What the task requires - Every line with the word "белая" in it should be extracted from the data that follows.

Excerpted data -
● ● ●

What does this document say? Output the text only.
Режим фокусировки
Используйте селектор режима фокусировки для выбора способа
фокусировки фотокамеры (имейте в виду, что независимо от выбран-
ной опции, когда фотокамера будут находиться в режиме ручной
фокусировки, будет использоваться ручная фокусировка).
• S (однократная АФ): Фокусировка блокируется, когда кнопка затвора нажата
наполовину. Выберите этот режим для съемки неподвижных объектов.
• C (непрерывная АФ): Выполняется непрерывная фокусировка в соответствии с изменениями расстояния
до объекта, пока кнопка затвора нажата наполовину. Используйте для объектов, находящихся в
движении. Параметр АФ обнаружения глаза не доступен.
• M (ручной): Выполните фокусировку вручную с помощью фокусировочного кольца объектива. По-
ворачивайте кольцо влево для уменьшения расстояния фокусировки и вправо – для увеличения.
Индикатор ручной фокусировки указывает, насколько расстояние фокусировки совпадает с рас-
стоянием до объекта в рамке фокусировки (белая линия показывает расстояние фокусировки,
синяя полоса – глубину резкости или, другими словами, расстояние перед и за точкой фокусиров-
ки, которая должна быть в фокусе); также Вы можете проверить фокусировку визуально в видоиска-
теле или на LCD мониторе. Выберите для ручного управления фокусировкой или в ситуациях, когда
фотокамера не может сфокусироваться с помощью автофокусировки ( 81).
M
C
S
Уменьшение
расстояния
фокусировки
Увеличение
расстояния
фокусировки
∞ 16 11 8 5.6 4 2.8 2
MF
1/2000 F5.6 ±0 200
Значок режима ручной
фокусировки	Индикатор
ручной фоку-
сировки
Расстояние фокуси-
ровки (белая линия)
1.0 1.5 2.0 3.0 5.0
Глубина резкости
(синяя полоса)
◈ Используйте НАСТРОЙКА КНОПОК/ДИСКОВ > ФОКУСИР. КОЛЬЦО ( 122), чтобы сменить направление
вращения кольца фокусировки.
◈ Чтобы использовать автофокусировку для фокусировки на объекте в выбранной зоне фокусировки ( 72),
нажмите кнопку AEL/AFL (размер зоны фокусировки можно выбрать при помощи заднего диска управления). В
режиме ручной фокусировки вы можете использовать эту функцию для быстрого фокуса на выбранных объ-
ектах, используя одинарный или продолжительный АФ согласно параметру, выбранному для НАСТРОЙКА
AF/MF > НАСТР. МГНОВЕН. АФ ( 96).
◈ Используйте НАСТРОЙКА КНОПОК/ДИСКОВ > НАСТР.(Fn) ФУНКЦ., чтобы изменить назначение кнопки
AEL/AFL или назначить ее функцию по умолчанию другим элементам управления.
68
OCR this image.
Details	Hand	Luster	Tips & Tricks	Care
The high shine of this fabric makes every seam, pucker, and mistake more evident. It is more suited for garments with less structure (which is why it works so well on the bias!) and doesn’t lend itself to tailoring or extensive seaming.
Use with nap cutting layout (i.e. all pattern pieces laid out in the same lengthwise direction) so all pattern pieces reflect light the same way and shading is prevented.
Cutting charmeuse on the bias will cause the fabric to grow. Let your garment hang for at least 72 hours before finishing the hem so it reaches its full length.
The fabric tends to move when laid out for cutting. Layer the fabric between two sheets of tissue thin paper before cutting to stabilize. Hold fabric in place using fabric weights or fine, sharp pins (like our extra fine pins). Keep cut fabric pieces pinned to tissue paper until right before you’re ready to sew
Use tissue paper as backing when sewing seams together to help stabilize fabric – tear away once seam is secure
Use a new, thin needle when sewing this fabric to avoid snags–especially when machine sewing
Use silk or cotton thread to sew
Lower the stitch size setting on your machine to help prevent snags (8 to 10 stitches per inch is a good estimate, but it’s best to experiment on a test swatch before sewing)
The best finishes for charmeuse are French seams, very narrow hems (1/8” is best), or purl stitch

● ● ●

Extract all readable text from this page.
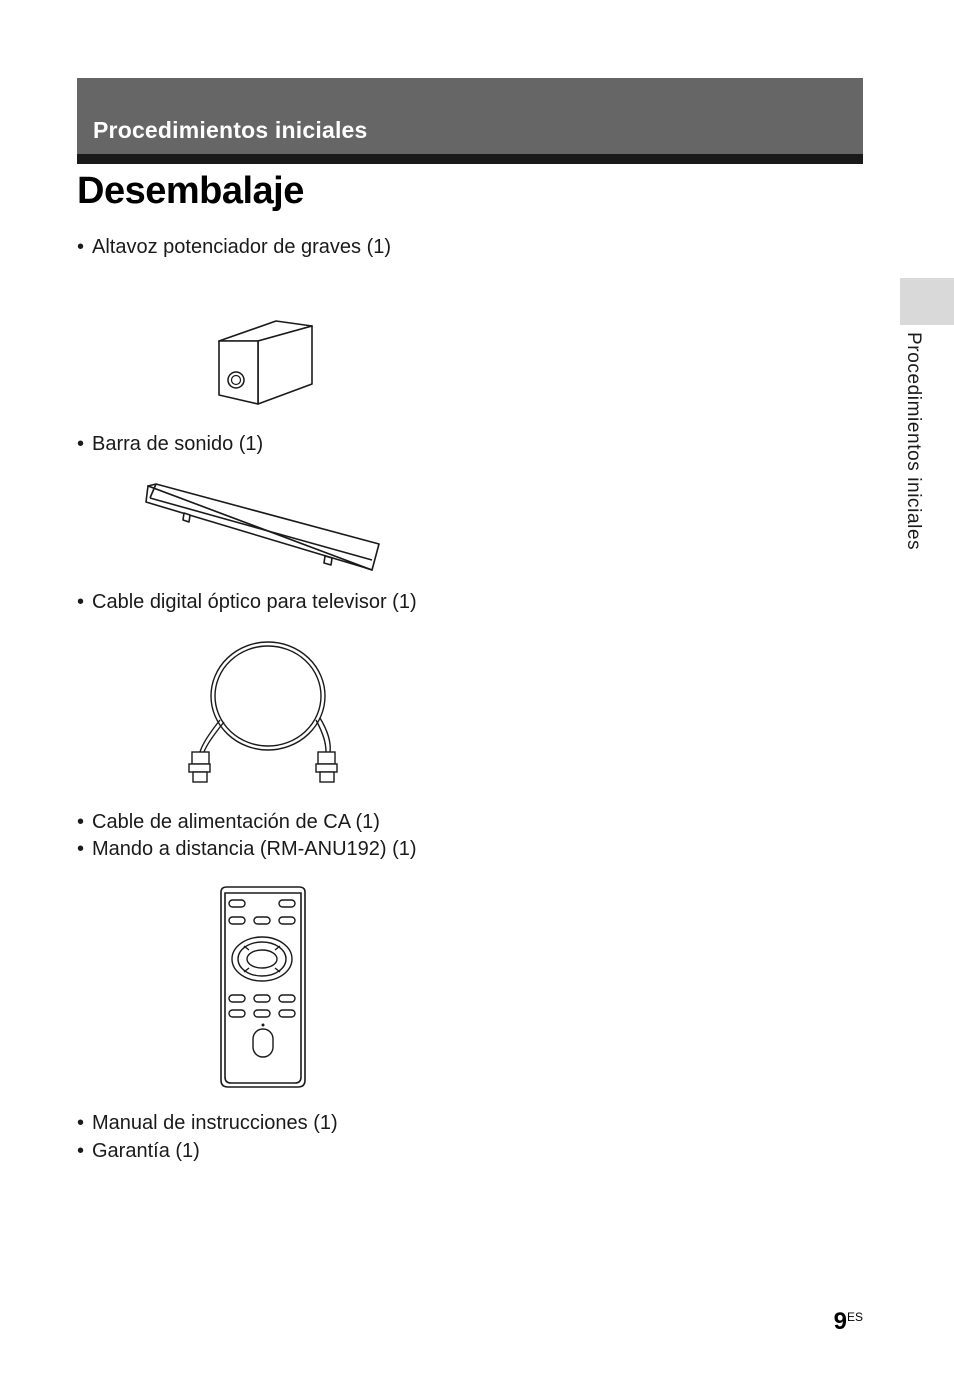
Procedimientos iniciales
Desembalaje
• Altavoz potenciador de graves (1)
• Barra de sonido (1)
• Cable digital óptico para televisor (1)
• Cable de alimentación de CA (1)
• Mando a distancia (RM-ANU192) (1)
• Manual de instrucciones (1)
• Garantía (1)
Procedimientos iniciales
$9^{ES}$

● ● ●

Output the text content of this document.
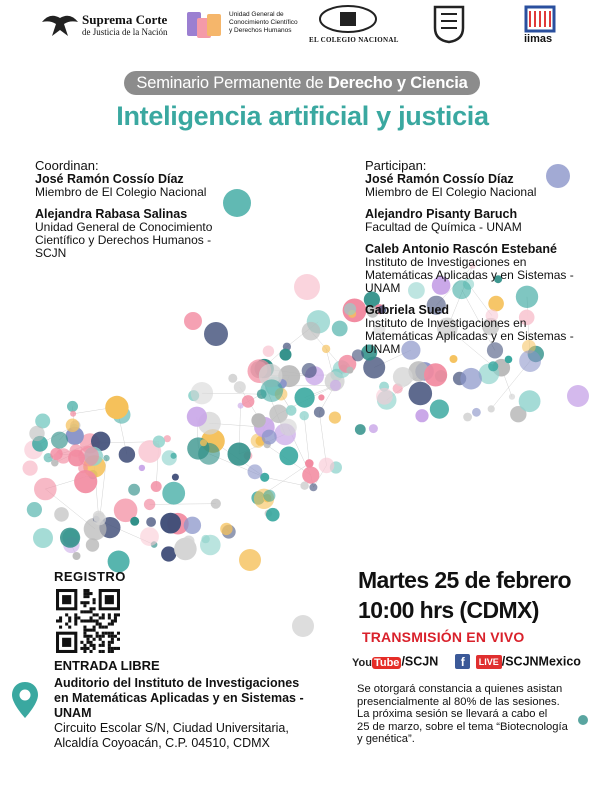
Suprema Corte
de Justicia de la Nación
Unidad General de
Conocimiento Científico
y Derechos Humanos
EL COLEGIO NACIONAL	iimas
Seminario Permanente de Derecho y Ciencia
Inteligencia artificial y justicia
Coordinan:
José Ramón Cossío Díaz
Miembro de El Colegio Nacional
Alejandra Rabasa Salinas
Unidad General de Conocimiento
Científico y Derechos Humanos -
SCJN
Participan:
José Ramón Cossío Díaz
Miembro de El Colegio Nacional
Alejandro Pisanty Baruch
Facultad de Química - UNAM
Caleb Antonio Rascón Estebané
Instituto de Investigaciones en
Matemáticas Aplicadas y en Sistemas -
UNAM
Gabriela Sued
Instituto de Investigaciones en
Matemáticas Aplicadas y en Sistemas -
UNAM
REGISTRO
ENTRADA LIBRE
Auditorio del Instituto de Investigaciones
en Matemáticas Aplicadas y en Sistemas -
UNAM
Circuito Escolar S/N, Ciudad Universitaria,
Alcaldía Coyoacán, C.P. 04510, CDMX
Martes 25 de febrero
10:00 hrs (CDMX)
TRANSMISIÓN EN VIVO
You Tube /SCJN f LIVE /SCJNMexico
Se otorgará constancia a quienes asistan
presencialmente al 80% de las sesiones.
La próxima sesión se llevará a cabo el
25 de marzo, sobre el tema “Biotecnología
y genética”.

● ● ●

The solution -
стоянием до объекта в рамке фокусировки (белая линия показывает расстояние фокусировки,
ровки (белая линия)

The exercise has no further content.